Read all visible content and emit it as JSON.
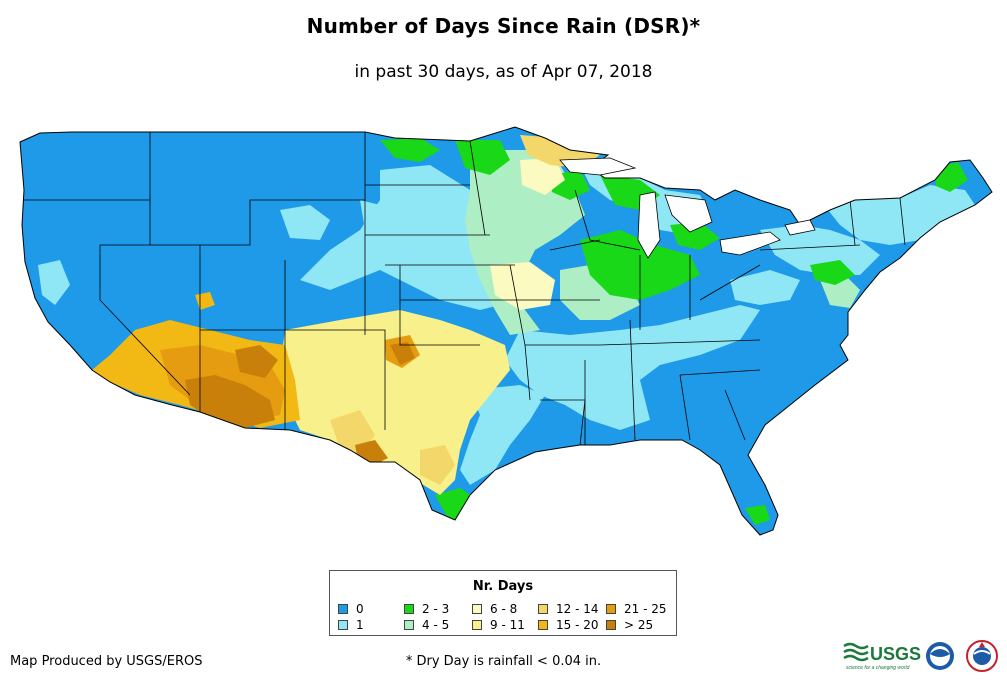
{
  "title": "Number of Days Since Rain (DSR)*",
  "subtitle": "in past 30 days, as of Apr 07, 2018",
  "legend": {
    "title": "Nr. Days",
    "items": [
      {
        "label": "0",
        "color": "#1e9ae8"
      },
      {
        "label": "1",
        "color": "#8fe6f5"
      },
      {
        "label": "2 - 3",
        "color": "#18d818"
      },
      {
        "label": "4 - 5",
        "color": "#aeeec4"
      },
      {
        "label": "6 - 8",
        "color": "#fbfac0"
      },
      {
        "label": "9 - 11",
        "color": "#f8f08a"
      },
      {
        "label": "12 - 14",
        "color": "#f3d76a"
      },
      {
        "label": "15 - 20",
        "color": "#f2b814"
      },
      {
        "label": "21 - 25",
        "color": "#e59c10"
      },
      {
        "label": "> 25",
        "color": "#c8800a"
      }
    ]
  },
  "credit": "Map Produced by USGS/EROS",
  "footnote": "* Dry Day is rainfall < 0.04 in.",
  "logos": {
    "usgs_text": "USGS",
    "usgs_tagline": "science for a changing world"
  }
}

• **Request**: Print the entries above exactly, taking out only the pictures.

• **Final answer**:
Read all visible content and emit it as JSON.
{
  "title": "Number of Days Since Rain (DSR)*",
  "subtitle": "in past 30 days, as of Apr 07, 2018",
  "legend": {
    "title": "Nr. Days",
    "items": [
      {
        "label": "0",
        "color": "#1e9ae8"
      },
      {
        "label": "1",
        "color": "#8fe6f5"
      },
      {
        "label": "2 - 3",
        "color": "#18d818"
      },
      {
        "label": "4 - 5",
        "color": "#aeeec4"
      },
      {
        "label": "6 - 8",
        "color": "#fbfac0"
      },
      {
        "label": "9 - 11",
        "color": "#f8f08a"
      },
      {
        "label": "12 - 14",
        "color": "#f3d76a"
      },
      {
        "label": "15 - 20",
        "color": "#f2b814"
      },
      {
        "label": "21 - 25",
        "color": "#e59c10"
      },
      {
        "label": "> 25",
        "color": "#c8800a"
      }
    ]
  },
  "credit": "Map Produced by USGS/EROS",
  "footnote": "* Dry Day is rainfall < 0.04 in.",
  "logos": {
    "usgs_text": "USGS",
    "usgs_tagline": "science for a changing world"
  }
}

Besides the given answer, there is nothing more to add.